In the entries that follow, find the word "Tonsur" and report each line it is on.
#####
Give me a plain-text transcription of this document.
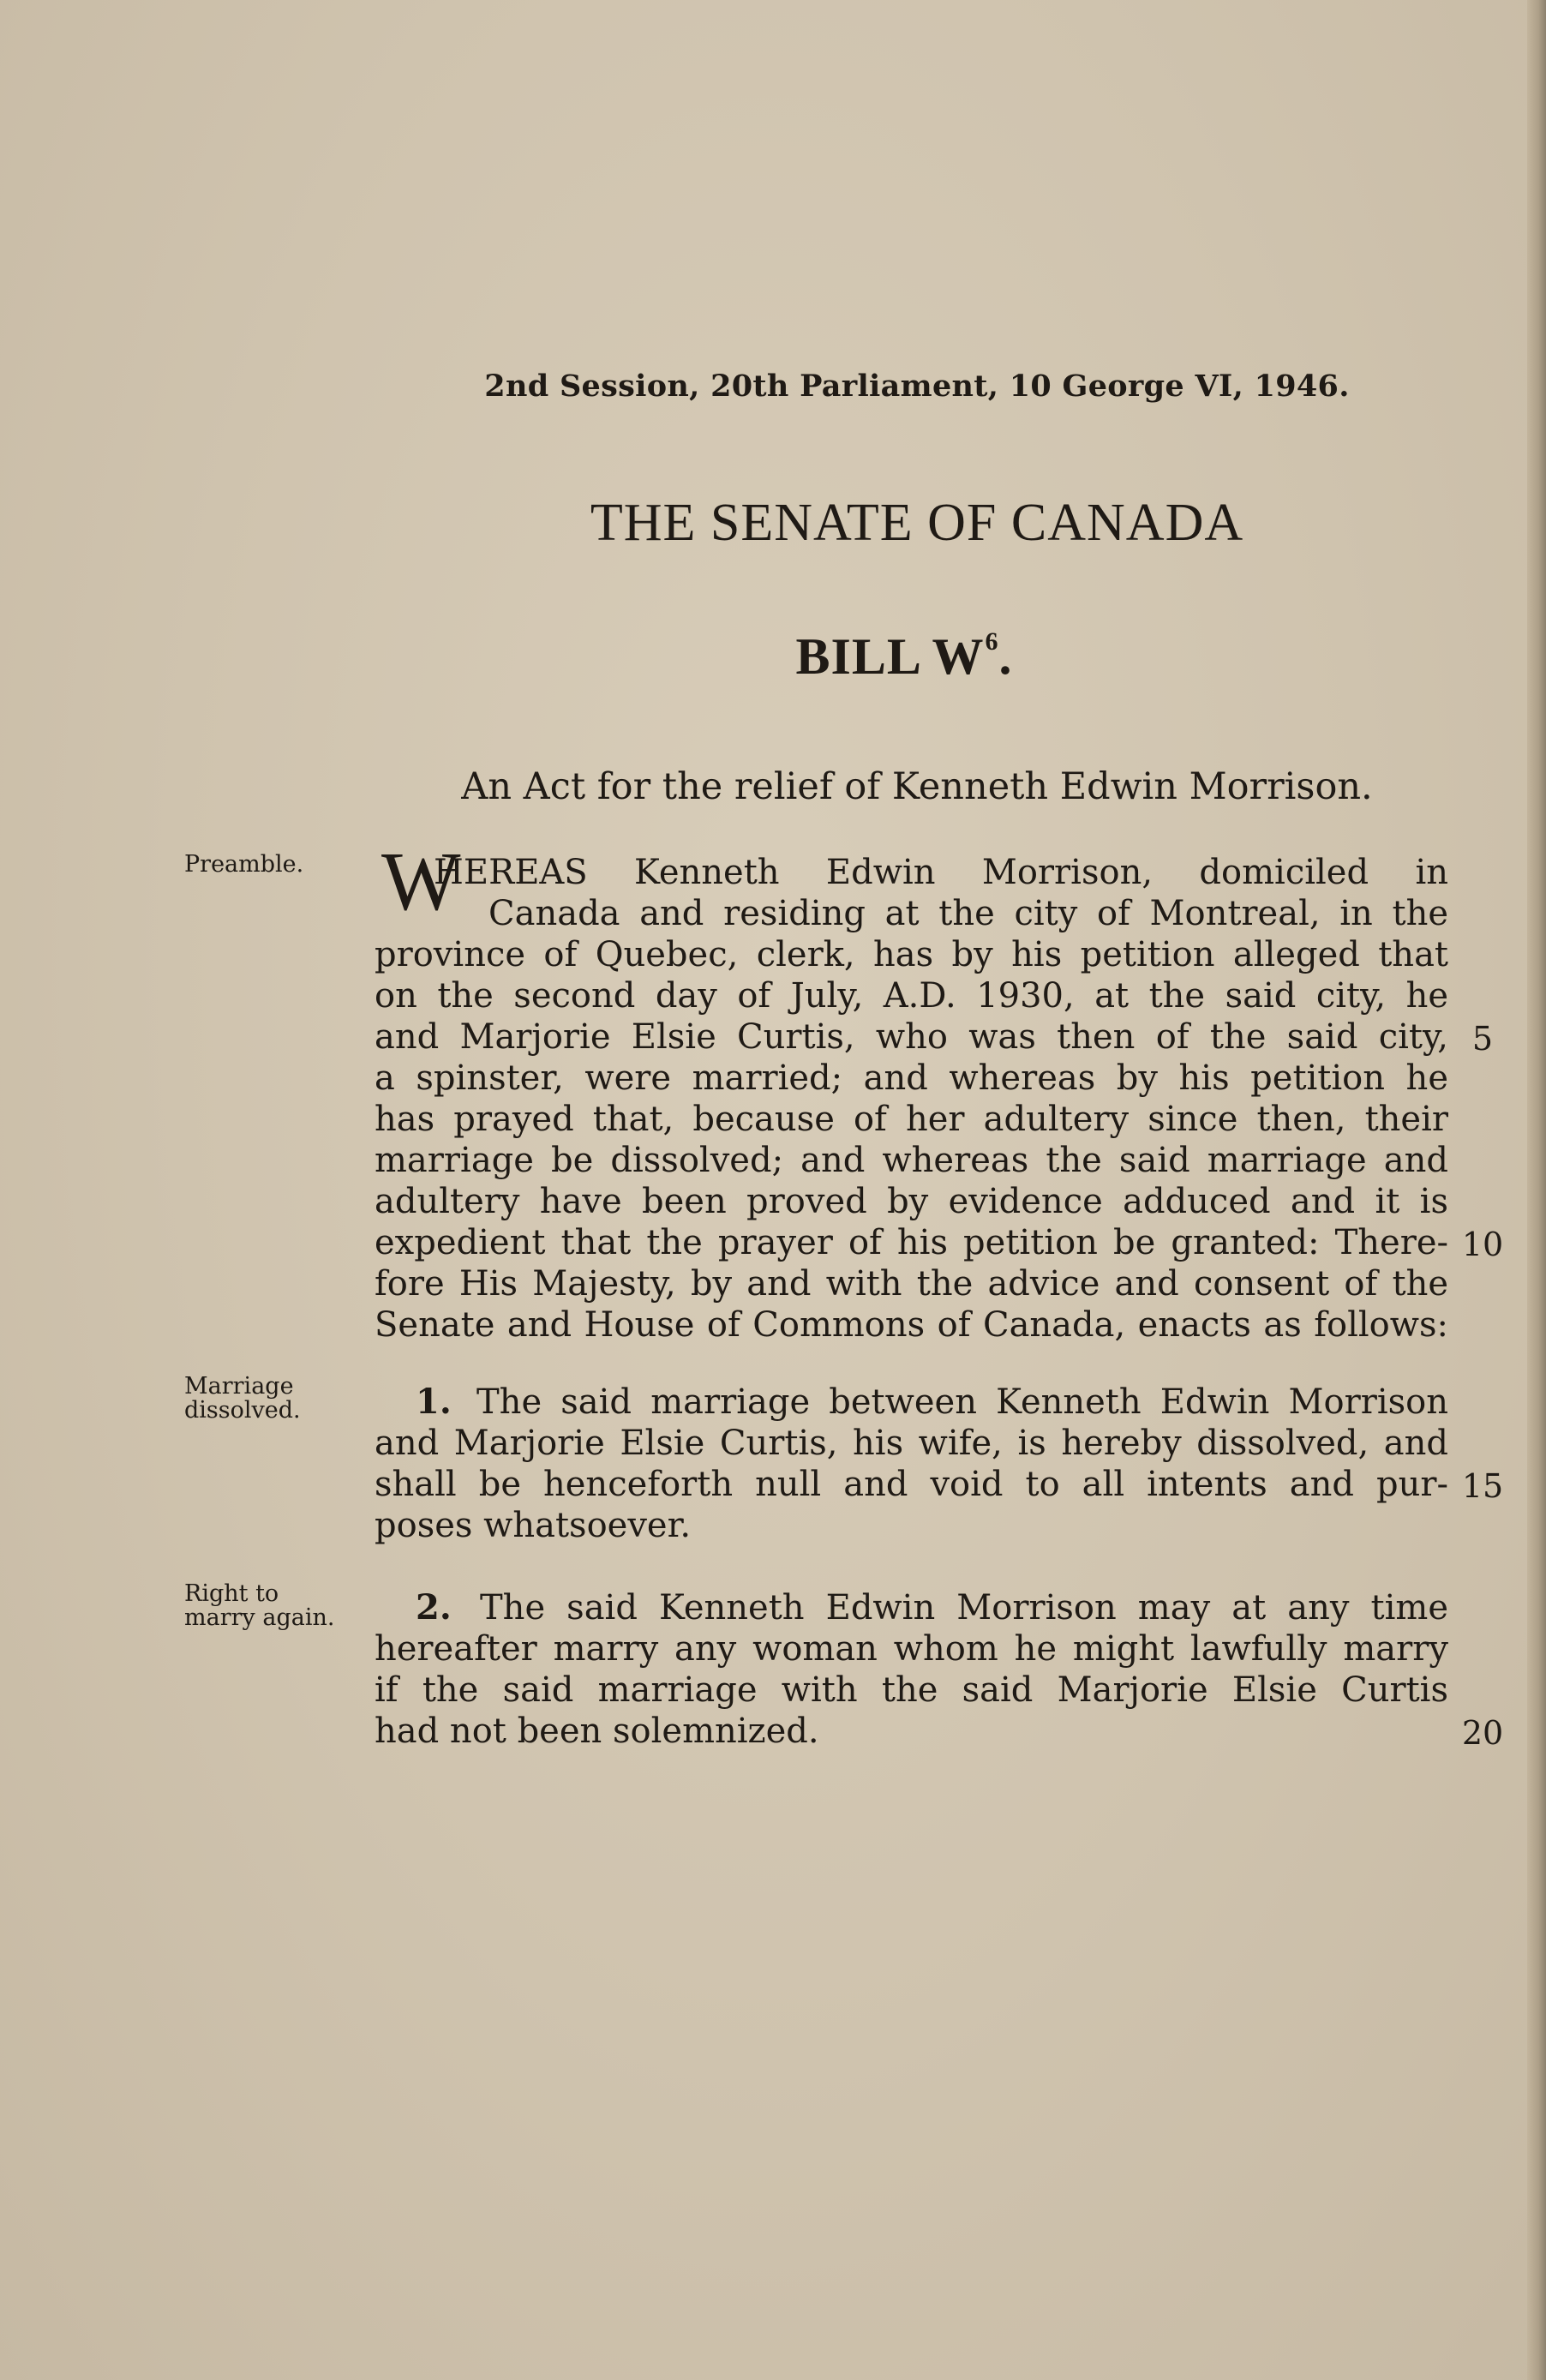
2nd Session, 20th Parliament, 10 George VI, 1946.
THE SENATE OF CANADA
BILL $W^6$.
An Act for the relief of Kenneth Edwin Morrison.
Preamble.
Marriage
dissolved.
Right to
marry again.
W
HEREAS Kenneth Edwin Morrison, domiciled in
Canada and residing at the city of Montreal, in the
province of Quebec, clerk, has by his petition alleged that
on the second day of July, A.D. 1930, at the said city, he
and Marjorie Elsie Curtis, who was then of the said city,
a spinster, were married; and whereas by his petition he
has prayed that, because of her adultery since then, their
marriage be dissolved; and whereas the said marriage and
adultery have been proved by evidence adduced and it is
expedient that the prayer of his petition be granted: There-
fore His Majesty, by and with the advice and consent of the
Senate and House of Commons of Canada, enacts as follows:
1. The said marriage between Kenneth Edwin Morrison
and Marjorie Elsie Curtis, his wife, is hereby dissolved, and
shall be henceforth null and void to all intents and pur-
poses whatsoever.
2. The said Kenneth Edwin Morrison may at any time
hereafter marry any woman whom he might lawfully marry
if the said marriage with the said Marjorie Elsie Curtis
had not been solemnized.
5
10
15
20
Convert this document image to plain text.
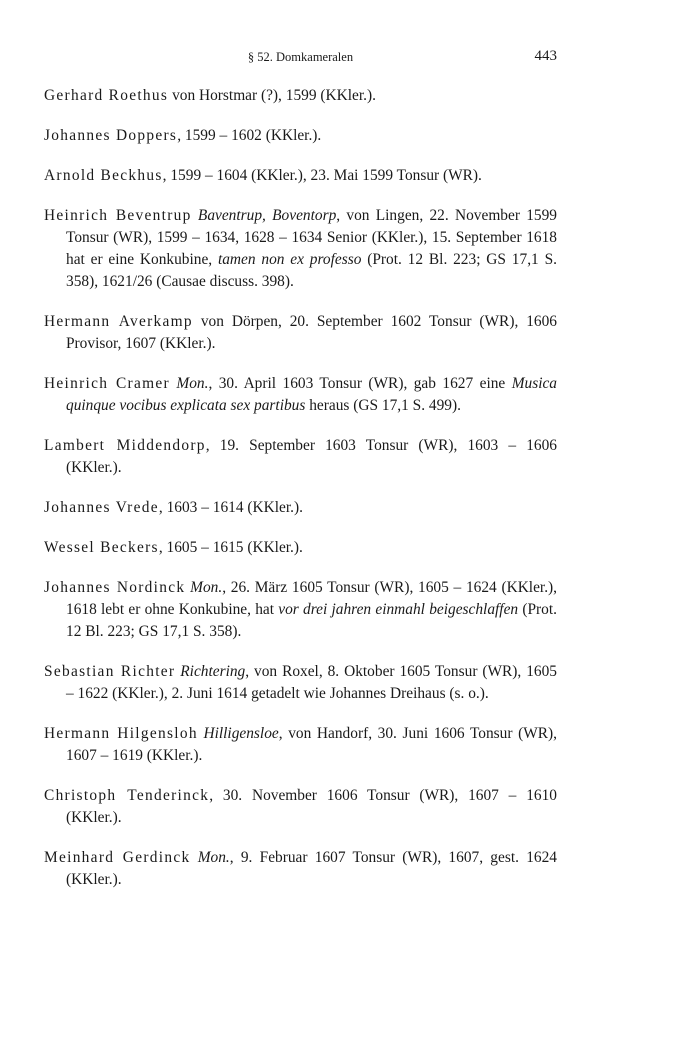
§ 52. Domkameralen	443

Gerhard Roethus von Horstmar (?), 1599 (KKler.).

Johannes Doppers, 1599 – 1602 (KKler.).

Arnold Beckhus, 1599 – 1604 (KKler.), 23. Mai 1599 Tonsur (WR).

Heinrich Beventrup Baventrup, Boventorp, von Lingen, 22. November 1599 Tonsur (WR), 1599 – 1634, 1628 – 1634 Senior (KKler.), 15. September 1618 hat er eine Konkubine, tamen non ex professo (Prot. 12 Bl. 223; GS 17,1 S. 358), 1621/26 (Causae discuss. 398).

Hermann Averkamp von Dörpen, 20. September 1602 Tonsur (WR), 1606 Provisor, 1607 (KKler.).

Heinrich Cramer Mon., 30. April 1603 Tonsur (WR), gab 1627 eine Musica quinque vocibus explicata sex partibus heraus (GS 17,1 S. 499).

Lambert Middendorp, 19. September 1603 Tonsur (WR), 1603 – 1606 (KKler.).

Johannes Vrede, 1603 – 1614 (KKler.).

Wessel Beckers, 1605 – 1615 (KKler.).

Johannes Nordinck Mon., 26. März 1605 Tonsur (WR), 1605 – 1624 (KKler.), 1618 lebt er ohne Konkubine, hat vor drei jahren einmahl beigeschlaffen (Prot. 12 Bl. 223; GS 17,1 S. 358).

Sebastian Richter Richtering, von Roxel, 8. Oktober 1605 Tonsur (WR), 1605 – 1622 (KKler.), 2. Juni 1614 getadelt wie Johannes Dreihaus (s. o.).

Hermann Hilgensloh Hilligensloe, von Handorf, 30. Juni 1606 Tonsur (WR), 1607 – 1619 (KKler.).

Christoph Tenderinck, 30. November 1606 Tonsur (WR), 1607 – 1610 (KKler.).

Meinhard Gerdinck Mon., 9. Februar 1607 Tonsur (WR), 1607, gest. 1624 (KKler.).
#####
SOLUTION TO THE PROBLEM:
Arnold Beckhus, 1599 – 1604 (KKler.), 23. Mai 1599 Tonsur (WR).
Heinrich Beventrup Baventrup, Boventorp, von Lingen, 22. November 1599 Tonsur (WR), 1599 – 1634, 1628 – 1634 Senior (KKler.), 15. September 1618 hat er eine Konkubine, tamen non ex professo (Prot. 12 Bl. 223; GS 17,1 S. 358), 1621/26 (Causae discuss. 398).
Hermann Averkamp von Dörpen, 20. September 1602 Tonsur (WR), 1606 Provisor, 1607 (KKler.).
Heinrich Cramer Mon., 30. April 1603 Tonsur (WR), gab 1627 eine Musica quinque vocibus explicata sex partibus heraus (GS 17,1 S. 499).
Lambert Middendorp, 19. September 1603 Tonsur (WR), 1603 – 1606 (KKler.).
Johannes Nordinck Mon., 26. März 1605 Tonsur (WR), 1605 – 1624 (KKler.), 1618 lebt er ohne Konkubine, hat vor drei jahren einmahl beigeschlaffen (Prot. 12 Bl. 223; GS 17,1 S. 358).
Sebastian Richter Richtering, von Roxel, 8. Oktober 1605 Tonsur (WR), 1605 – 1622 (KKler.), 2. Juni 1614 getadelt wie Johannes Dreihaus (s. o.).
Hermann Hilgensloh Hilligensloe, von Handorf, 30. Juni 1606 Tonsur (WR), 1607 – 1619 (KKler.).
Christoph Tenderinck, 30. November 1606 Tonsur (WR), 1607 – 1610 (KKler.).
Meinhard Gerdinck Mon., 9. Februar 1607 Tonsur (WR), 1607, gest. 1624 (KKler.).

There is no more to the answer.